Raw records
____
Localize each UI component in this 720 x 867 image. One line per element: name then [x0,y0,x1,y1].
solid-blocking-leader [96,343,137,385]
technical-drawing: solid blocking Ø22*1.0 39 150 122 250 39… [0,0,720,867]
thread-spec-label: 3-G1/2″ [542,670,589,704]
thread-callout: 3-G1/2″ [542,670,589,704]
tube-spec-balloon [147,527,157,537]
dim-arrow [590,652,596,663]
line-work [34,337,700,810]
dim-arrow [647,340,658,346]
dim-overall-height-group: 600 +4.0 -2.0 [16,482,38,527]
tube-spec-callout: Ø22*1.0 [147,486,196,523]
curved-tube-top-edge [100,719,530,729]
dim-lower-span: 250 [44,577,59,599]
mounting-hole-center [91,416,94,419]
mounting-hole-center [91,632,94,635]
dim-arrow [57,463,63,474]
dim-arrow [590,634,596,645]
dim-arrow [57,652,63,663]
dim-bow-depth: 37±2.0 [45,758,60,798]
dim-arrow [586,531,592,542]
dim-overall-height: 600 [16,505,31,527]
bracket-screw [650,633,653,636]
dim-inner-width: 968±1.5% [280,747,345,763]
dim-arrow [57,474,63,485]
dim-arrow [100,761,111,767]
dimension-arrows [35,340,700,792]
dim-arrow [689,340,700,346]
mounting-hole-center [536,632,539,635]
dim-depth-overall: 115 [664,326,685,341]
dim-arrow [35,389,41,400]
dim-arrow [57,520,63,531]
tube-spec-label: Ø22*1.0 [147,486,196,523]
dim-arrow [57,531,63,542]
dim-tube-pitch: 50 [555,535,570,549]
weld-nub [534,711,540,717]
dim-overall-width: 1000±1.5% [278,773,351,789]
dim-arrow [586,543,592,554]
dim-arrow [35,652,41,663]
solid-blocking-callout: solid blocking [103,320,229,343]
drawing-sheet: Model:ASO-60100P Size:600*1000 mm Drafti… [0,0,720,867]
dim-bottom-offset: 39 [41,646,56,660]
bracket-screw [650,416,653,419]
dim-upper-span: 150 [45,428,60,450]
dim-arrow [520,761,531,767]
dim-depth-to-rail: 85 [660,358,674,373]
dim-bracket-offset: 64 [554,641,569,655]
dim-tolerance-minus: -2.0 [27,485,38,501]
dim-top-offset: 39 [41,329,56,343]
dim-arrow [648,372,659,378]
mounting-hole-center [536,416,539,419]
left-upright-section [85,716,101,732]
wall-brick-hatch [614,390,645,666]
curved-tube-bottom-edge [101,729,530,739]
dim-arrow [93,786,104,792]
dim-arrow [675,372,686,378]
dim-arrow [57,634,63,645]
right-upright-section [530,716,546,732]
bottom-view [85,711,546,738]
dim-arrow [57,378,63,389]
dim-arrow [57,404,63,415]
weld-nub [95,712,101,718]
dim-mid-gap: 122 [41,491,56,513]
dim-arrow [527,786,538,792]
____
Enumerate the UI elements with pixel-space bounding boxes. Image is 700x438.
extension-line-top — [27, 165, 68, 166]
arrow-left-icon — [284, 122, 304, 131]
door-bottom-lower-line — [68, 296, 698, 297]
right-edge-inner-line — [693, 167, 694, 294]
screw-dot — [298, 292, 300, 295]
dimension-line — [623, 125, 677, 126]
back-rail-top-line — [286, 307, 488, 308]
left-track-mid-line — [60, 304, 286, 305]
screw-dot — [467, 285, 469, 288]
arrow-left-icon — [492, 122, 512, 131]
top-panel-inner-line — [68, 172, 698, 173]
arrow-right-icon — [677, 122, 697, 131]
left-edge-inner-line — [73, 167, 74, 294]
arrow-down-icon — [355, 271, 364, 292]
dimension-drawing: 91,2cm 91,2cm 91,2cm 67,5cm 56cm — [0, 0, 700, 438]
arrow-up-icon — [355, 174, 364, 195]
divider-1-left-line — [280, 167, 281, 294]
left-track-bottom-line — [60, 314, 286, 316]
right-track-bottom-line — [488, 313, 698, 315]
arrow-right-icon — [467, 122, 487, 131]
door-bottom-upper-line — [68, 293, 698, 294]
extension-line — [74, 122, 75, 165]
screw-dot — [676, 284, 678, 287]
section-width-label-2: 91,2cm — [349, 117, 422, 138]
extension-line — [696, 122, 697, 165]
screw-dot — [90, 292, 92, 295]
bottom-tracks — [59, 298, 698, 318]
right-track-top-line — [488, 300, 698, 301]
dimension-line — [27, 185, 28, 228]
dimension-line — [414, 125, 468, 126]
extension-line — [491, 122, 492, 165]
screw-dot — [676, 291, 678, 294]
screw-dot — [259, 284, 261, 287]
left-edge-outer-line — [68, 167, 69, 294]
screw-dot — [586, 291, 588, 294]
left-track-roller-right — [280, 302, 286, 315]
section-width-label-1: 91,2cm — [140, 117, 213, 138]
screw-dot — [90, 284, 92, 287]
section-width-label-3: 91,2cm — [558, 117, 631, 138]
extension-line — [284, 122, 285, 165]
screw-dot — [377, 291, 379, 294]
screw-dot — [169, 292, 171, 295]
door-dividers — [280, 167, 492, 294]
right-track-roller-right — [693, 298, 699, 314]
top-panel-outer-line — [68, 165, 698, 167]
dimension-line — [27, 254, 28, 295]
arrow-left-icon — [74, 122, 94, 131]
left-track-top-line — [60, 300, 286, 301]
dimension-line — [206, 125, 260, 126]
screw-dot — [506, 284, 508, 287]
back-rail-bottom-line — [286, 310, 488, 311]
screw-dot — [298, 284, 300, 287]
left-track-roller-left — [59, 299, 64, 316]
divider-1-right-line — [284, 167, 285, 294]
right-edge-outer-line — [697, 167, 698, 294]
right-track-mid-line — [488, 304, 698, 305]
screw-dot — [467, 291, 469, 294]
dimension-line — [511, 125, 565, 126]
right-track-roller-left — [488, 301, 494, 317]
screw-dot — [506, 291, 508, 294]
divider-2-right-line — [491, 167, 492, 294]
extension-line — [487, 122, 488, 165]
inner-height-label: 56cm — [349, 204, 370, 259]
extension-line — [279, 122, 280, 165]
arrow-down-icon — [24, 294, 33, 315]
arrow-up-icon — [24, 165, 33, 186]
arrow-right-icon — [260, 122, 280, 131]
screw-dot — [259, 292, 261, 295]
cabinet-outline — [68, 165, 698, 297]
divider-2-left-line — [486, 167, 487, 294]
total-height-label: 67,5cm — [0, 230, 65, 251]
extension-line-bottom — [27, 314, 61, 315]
____
◆ **EXERCISE GOAL**: Revise the records from the line containing "Localize each UI" through the line containing "dim-bracket-offset: 64 [554,641,569,655]", substituting "dimension-arrow" for every occurrence of "dim-arrow" and leaving all else unchanged.

◆ **WORKED SOLUTION**:
Localize each UI component in this 720 x 867 image. One line per element: name then [x0,y0,x1,y1].
solid-blocking-leader [96,343,137,385]
technical-drawing: solid blocking Ø22*1.0 39 150 122 250 39… [0,0,720,867]
thread-spec-label: 3-G1/2″ [542,670,589,704]
thread-callout: 3-G1/2″ [542,670,589,704]
tube-spec-balloon [147,527,157,537]
dimension-arrow [590,652,596,663]
line-work [34,337,700,810]
dimension-arrow [647,340,658,346]
dim-overall-height-group: 600 +4.0 -2.0 [16,482,38,527]
tube-spec-callout: Ø22*1.0 [147,486,196,523]
curved-tube-top-edge [100,719,530,729]
dim-lower-span: 250 [44,577,59,599]
mounting-hole-center [91,416,94,419]
mounting-hole-center [91,632,94,635]
dimension-arrow [57,463,63,474]
dimension-arrow [590,634,596,645]
dimension-arrow [57,652,63,663]
dim-bow-depth: 37±2.0 [45,758,60,798]
dimension-arrow [586,531,592,542]
dim-overall-height: 600 [16,505,31,527]
bracket-screw [650,633,653,636]
dim-inner-width: 968±1.5% [280,747,345,763]
dimension-arrow [57,474,63,485]
dimension-arrow [100,761,111,767]
dimension-arrows [35,340,700,792]
dimension-arrow [689,340,700,346]
mounting-hole-center [536,632,539,635]
dim-depth-overall: 115 [664,326,685,341]
dimension-arrow [35,389,41,400]
dimension-arrow [57,520,63,531]
tube-spec-label: Ø22*1.0 [147,486,196,523]
dimension-arrow [57,531,63,542]
dim-tube-pitch: 50 [555,535,570,549]
weld-nub [534,711,540,717]
dim-overall-width: 1000±1.5% [278,773,351,789]
dimension-arrow [586,543,592,554]
dimension-arrow [35,652,41,663]
solid-blocking-callout: solid blocking [103,320,229,343]
drawing-sheet: Model:ASO-60100P Size:600*1000 mm Drafti… [0,0,720,867]
dim-bottom-offset: 39 [41,646,56,660]
bracket-screw [650,416,653,419]
dim-upper-span: 150 [45,428,60,450]
dimension-arrow [520,761,531,767]
dim-depth-to-rail: 85 [660,358,674,373]
dim-bracket-offset: 64 [554,641,569,655]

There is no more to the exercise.